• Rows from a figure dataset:

- - - - -

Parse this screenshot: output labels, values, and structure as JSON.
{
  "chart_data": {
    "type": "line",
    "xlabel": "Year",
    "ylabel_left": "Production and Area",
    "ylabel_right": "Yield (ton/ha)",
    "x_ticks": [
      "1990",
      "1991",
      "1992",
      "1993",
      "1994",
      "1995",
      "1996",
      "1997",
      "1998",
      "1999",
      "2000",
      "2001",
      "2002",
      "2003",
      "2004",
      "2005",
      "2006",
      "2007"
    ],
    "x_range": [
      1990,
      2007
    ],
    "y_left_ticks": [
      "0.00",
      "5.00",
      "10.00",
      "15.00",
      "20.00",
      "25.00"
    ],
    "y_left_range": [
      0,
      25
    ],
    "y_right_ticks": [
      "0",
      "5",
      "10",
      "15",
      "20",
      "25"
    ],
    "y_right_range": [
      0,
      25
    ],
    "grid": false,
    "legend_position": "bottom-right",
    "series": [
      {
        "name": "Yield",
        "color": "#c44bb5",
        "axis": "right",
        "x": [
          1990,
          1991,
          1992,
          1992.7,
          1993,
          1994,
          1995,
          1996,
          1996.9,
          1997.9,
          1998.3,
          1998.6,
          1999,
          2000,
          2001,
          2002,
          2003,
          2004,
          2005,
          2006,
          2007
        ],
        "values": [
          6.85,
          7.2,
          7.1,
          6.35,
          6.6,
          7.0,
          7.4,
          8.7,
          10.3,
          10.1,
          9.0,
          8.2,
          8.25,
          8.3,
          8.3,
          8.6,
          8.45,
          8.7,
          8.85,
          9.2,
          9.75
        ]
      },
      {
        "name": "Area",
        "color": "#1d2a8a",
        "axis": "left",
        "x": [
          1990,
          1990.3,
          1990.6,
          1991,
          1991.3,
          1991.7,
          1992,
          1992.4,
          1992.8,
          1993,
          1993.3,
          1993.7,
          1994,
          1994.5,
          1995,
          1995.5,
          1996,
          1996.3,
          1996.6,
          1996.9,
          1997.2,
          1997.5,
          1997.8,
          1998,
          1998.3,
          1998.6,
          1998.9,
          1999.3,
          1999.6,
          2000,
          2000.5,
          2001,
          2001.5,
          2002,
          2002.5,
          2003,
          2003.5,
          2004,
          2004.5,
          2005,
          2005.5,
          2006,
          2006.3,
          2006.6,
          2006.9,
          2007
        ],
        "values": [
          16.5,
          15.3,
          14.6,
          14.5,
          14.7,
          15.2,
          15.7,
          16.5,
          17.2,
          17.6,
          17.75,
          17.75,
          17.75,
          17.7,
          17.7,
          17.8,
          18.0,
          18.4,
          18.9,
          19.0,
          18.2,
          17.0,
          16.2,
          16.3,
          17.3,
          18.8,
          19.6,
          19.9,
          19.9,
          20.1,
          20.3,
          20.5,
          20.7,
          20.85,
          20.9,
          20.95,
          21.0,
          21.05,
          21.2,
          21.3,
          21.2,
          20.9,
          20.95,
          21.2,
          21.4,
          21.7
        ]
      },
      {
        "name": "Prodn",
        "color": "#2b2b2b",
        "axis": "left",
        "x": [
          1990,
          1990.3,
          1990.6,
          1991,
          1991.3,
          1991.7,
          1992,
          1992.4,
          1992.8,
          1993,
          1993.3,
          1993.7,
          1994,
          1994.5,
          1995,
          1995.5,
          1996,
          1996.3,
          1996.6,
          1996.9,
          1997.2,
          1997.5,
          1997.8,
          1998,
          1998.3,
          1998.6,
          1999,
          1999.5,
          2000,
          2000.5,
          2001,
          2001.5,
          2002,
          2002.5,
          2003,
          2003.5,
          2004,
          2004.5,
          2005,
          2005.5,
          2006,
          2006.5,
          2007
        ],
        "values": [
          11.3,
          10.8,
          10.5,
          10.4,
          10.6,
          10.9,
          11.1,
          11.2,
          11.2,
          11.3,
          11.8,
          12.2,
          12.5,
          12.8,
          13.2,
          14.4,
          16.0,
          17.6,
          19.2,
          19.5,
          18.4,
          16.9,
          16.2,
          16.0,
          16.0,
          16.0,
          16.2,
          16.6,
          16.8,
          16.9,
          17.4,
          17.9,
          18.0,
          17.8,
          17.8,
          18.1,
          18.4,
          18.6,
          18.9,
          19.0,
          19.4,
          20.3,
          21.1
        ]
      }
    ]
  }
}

- - - - -

• PROBLEM REQUIREMENTS: Every record above needs to be repeated word for word.

• EXERCISE RESULT:
Parse this screenshot: output labels, values, and structure as JSON.
{
  "chart_data": {
    "type": "line",
    "xlabel": "Year",
    "ylabel_left": "Production and Area",
    "ylabel_right": "Yield (ton/ha)",
    "x_ticks": [
      "1990",
      "1991",
      "1992",
      "1993",
      "1994",
      "1995",
      "1996",
      "1997",
      "1998",
      "1999",
      "2000",
      "2001",
      "2002",
      "2003",
      "2004",
      "2005",
      "2006",
      "2007"
    ],
    "x_range": [
      1990,
      2007
    ],
    "y_left_ticks": [
      "0.00",
      "5.00",
      "10.00",
      "15.00",
      "20.00",
      "25.00"
    ],
    "y_left_range": [
      0,
      25
    ],
    "y_right_ticks": [
      "0",
      "5",
      "10",
      "15",
      "20",
      "25"
    ],
    "y_right_range": [
      0,
      25
    ],
    "grid": false,
    "legend_position": "bottom-right",
    "series": [
      {
        "name": "Yield",
        "color": "#c44bb5",
        "axis": "right",
        "x": [
          1990,
          1991,
          1992,
          1992.7,
          1993,
          1994,
          1995,
          1996,
          1996.9,
          1997.9,
          1998.3,
          1998.6,
          1999,
          2000,
          2001,
          2002,
          2003,
          2004,
          2005,
          2006,
          2007
        ],
        "values": [
          6.85,
          7.2,
          7.1,
          6.35,
          6.6,
          7.0,
          7.4,
          8.7,
          10.3,
          10.1,
          9.0,
          8.2,
          8.25,
          8.3,
          8.3,
          8.6,
          8.45,
          8.7,
          8.85,
          9.2,
          9.75
        ]
      },
      {
        "name": "Area",
        "color": "#1d2a8a",
        "axis": "left",
        "x": [
          1990,
          1990.3,
          1990.6,
          1991,
          1991.3,
          1991.7,
          1992,
          1992.4,
          1992.8,
          1993,
          1993.3,
          1993.7,
          1994,
          1994.5,
          1995,
          1995.5,
          1996,
          1996.3,
          1996.6,
          1996.9,
          1997.2,
          1997.5,
          1997.8,
          1998,
          1998.3,
          1998.6,
          1998.9,
          1999.3,
          1999.6,
          2000,
          2000.5,
          2001,
          2001.5,
          2002,
          2002.5,
          2003,
          2003.5,
          2004,
          2004.5,
          2005,
          2005.5,
          2006,
          2006.3,
          2006.6,
          2006.9,
          2007
        ],
        "values": [
          16.5,
          15.3,
          14.6,
          14.5,
          14.7,
          15.2,
          15.7,
          16.5,
          17.2,
          17.6,
          17.75,
          17.75,
          17.75,
          17.7,
          17.7,
          17.8,
          18.0,
          18.4,
          18.9,
          19.0,
          18.2,
          17.0,
          16.2,
          16.3,
          17.3,
          18.8,
          19.6,
          19.9,
          19.9,
          20.1,
          20.3,
          20.5,
          20.7,
          20.85,
          20.9,
          20.95,
          21.0,
          21.05,
          21.2,
          21.3,
          21.2,
          20.9,
          20.95,
          21.2,
          21.4,
          21.7
        ]
      },
      {
        "name": "Prodn",
        "color": "#2b2b2b",
        "axis": "left",
        "x": [
          1990,
          1990.3,
          1990.6,
          1991,
          1991.3,
          1991.7,
          1992,
          1992.4,
          1992.8,
          1993,
          1993.3,
          1993.7,
          1994,
          1994.5,
          1995,
          1995.5,
          1996,
          1996.3,
          1996.6,
          1996.9,
          1997.2,
          1997.5,
          1997.8,
          1998,
          1998.3,
          1998.6,
          1999,
          1999.5,
          2000,
          2000.5,
          2001,
          2001.5,
          2002,
          2002.5,
          2003,
          2003.5,
          2004,
          2004.5,
          2005,
          2005.5,
          2006,
          2006.5,
          2007
        ],
        "values": [
          11.3,
          10.8,
          10.5,
          10.4,
          10.6,
          10.9,
          11.1,
          11.2,
          11.2,
          11.3,
          11.8,
          12.2,
          12.5,
          12.8,
          13.2,
          14.4,
          16.0,
          17.6,
          19.2,
          19.5,
          18.4,
          16.9,
          16.2,
          16.0,
          16.0,
          16.0,
          16.2,
          16.6,
          16.8,
          16.9,
          17.4,
          17.9,
          18.0,
          17.8,
          17.8,
          18.1,
          18.4,
          18.6,
          18.9,
          19.0,
          19.4,
          20.3,
          21.1
        ]
      }
    ]
  }
}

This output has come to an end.